**Dataset records**
········
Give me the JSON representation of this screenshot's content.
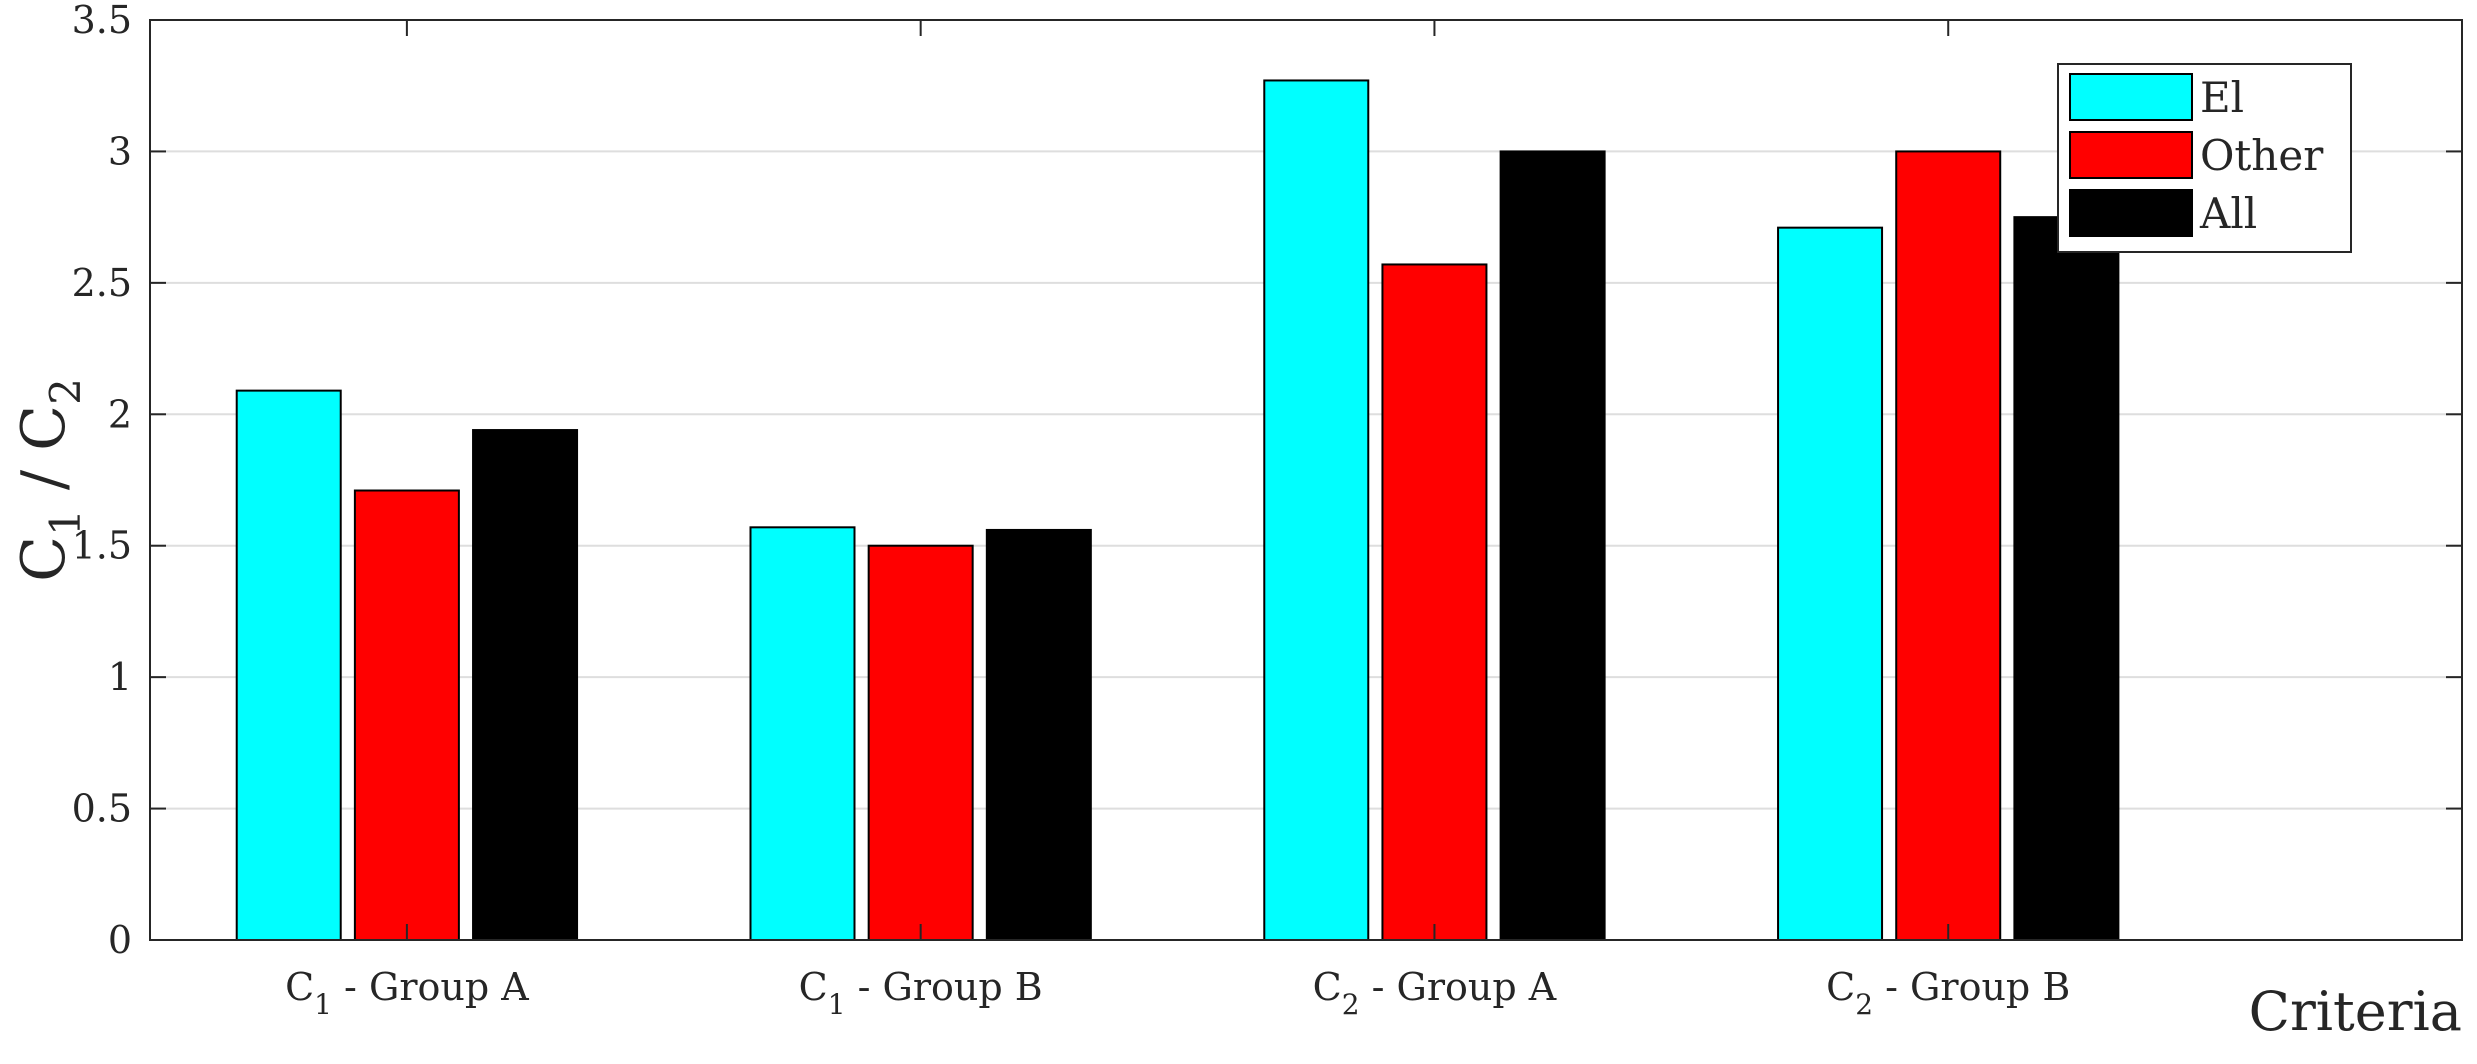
{
  "chart_data": {
    "type": "bar",
    "title": "",
    "categories": [
      {
        "main": "C",
        "sub": "1",
        "rest": " - Group A"
      },
      {
        "main": "C",
        "sub": "1",
        "rest": " - Group B"
      },
      {
        "main": "C",
        "sub": "2",
        "rest": " - Group A"
      },
      {
        "main": "C",
        "sub": "2",
        "rest": " - Group B"
      }
    ],
    "series": [
      {
        "name": "El",
        "color": "#00ffff",
        "values": [
          2.09,
          1.57,
          3.27,
          2.71
        ]
      },
      {
        "name": "Other",
        "color": "#ff0000",
        "values": [
          1.71,
          1.5,
          2.57,
          3.0
        ]
      },
      {
        "name": "All",
        "color": "#000000",
        "values": [
          1.94,
          1.56,
          3.0,
          2.75
        ]
      }
    ],
    "ylabel": {
      "p1": "C",
      "s1": "1",
      "p2": " / C",
      "s2": "2"
    },
    "xlabel": "Criteria",
    "ylim": [
      0,
      3.5
    ],
    "xlim": [
      0.5,
      5
    ],
    "yticks": [
      "0",
      "0.5",
      "1",
      "1.5",
      "2",
      "2.5",
      "3",
      "3.5"
    ],
    "grid": "horizontal",
    "legend_position": "top-right"
  }
}
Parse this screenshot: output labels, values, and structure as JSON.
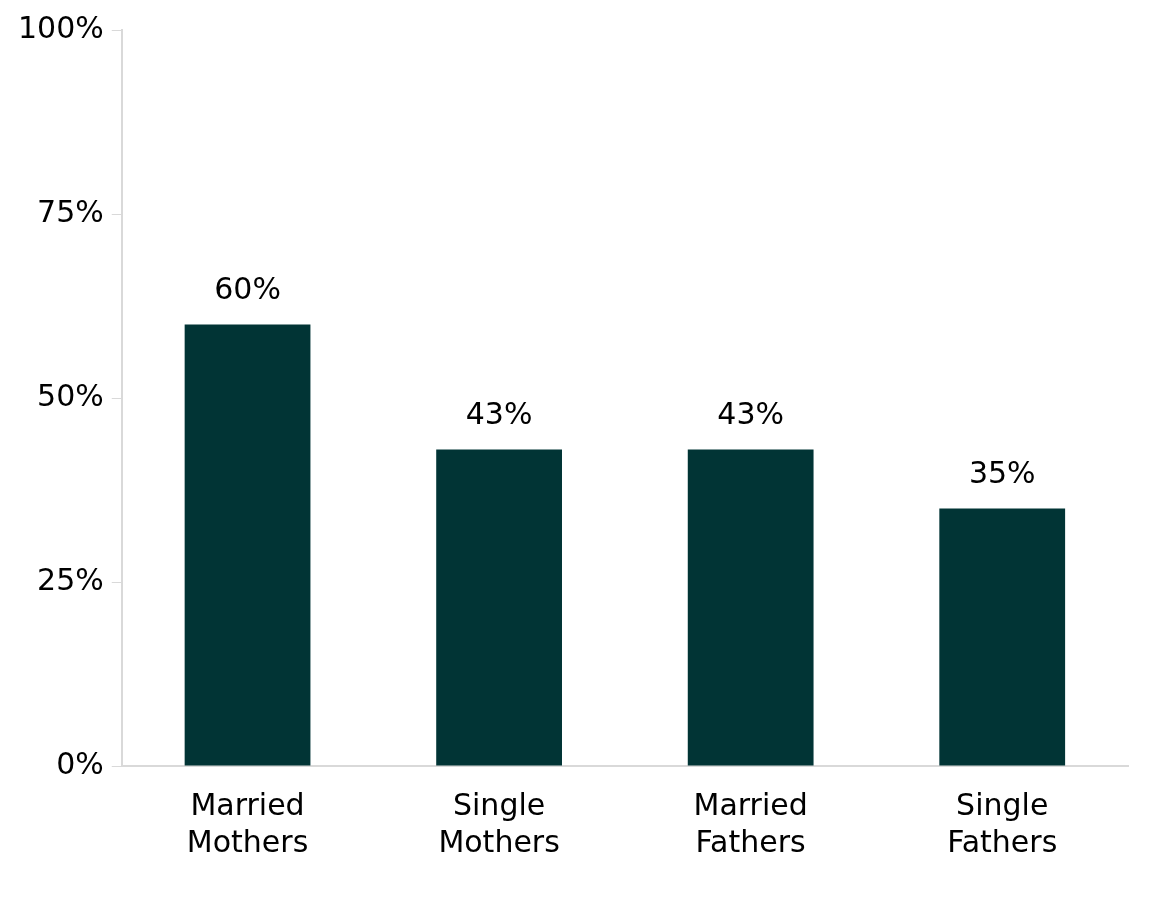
{
  "chart_data": {
    "type": "bar",
    "categories": [
      "Married Mothers",
      "Single Mothers",
      "Married Fathers",
      "Single Fathers"
    ],
    "values": [
      60,
      43,
      43,
      35
    ],
    "value_labels": [
      "60%",
      "43%",
      "43%",
      "35%"
    ],
    "color": "#013435",
    "ylim": [
      0,
      100
    ],
    "yticks": [
      {
        "value": 0,
        "label": "0%"
      },
      {
        "value": 25,
        "label": "25%"
      },
      {
        "value": 50,
        "label": "50%"
      },
      {
        "value": 75,
        "label": "75%"
      },
      {
        "value": 100,
        "label": "100%"
      }
    ],
    "grid": false,
    "data_labels": true
  }
}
········
Repeat the material above word for word and skip every image in it.

**Answer to the exercise**
Give me the JSON representation of this screenshot's content.
{
  "chart_data": {
    "type": "bar",
    "title": "",
    "categories": [
      {
        "main": "C",
        "sub": "1",
        "rest": " - Group A"
      },
      {
        "main": "C",
        "sub": "1",
        "rest": " - Group B"
      },
      {
        "main": "C",
        "sub": "2",
        "rest": " - Group A"
      },
      {
        "main": "C",
        "sub": "2",
        "rest": " - Group B"
      }
    ],
    "series": [
      {
        "name": "El",
        "color": "#00ffff",
        "values": [
          2.09,
          1.57,
          3.27,
          2.71
        ]
      },
      {
        "name": "Other",
        "color": "#ff0000",
        "values": [
          1.71,
          1.5,
          2.57,
          3.0
        ]
      },
      {
        "name": "All",
        "color": "#000000",
        "values": [
          1.94,
          1.56,
          3.0,
          2.75
        ]
      }
    ],
    "ylabel": {
      "p1": "C",
      "s1": "1",
      "p2": " / C",
      "s2": "2"
    },
    "xlabel": "Criteria",
    "ylim": [
      0,
      3.5
    ],
    "xlim": [
      0.5,
      5
    ],
    "yticks": [
      "0",
      "0.5",
      "1",
      "1.5",
      "2",
      "2.5",
      "3",
      "3.5"
    ],
    "grid": "horizontal",
    "legend_position": "top-right"
  }
}
Parse this screenshot: output labels, values, and structure as JSON.
{
  "chart_data": {
    "type": "bar",
    "categories": [
      "Married Mothers",
      "Single Mothers",
      "Married Fathers",
      "Single Fathers"
    ],
    "values": [
      60,
      43,
      43,
      35
    ],
    "value_labels": [
      "60%",
      "43%",
      "43%",
      "35%"
    ],
    "color": "#013435",
    "ylim": [
      0,
      100
    ],
    "yticks": [
      {
        "value": 0,
        "label": "0%"
      },
      {
        "value": 25,
        "label": "25%"
      },
      {
        "value": 50,
        "label": "50%"
      },
      {
        "value": 75,
        "label": "75%"
      },
      {
        "value": 100,
        "label": "100%"
      }
    ],
    "grid": false,
    "data_labels": true
  }
}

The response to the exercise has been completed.